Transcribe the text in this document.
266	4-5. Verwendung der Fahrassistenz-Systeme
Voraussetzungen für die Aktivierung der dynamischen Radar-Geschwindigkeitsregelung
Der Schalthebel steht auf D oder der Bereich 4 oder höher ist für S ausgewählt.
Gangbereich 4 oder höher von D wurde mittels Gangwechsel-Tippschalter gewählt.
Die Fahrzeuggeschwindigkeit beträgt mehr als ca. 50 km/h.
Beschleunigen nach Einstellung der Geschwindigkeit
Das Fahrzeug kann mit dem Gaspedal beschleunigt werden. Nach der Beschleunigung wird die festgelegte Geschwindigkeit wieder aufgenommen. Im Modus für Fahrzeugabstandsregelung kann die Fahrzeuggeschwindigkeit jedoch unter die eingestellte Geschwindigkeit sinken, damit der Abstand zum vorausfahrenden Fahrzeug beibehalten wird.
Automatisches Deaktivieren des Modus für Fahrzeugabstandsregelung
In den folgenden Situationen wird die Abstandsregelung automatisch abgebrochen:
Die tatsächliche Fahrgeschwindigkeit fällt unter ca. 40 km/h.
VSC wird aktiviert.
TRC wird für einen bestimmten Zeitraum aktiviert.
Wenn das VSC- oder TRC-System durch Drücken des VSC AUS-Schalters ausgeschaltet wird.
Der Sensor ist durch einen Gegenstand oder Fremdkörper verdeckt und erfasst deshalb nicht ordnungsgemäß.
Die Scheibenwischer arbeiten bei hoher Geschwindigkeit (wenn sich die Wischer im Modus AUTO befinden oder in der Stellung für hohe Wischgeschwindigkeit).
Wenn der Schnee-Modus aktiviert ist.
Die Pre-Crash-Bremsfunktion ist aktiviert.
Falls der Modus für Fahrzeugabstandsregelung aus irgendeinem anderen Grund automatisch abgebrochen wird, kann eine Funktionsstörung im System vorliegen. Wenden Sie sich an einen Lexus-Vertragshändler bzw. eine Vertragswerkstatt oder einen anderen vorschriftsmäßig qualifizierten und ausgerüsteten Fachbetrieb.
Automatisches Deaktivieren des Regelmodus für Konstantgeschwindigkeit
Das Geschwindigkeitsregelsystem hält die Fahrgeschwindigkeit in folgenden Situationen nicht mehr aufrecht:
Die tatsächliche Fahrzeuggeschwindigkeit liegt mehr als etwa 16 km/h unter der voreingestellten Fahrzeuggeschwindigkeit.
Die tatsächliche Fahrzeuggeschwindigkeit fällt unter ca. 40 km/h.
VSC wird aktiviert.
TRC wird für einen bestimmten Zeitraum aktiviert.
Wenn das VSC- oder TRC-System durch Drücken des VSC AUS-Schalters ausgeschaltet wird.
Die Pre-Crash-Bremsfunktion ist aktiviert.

----

▸ **About this exercise**: Starting from the data above, filter for lines with "folgenden" and copy each one.

▸ **Task response**:
In den folgenden Situationen wird die Abstandsregelung automatisch abgebrochen:
Das Geschwindigkeitsregelsystem hält die Fahrgeschwindigkeit in folgenden Situationen nicht mehr aufrecht:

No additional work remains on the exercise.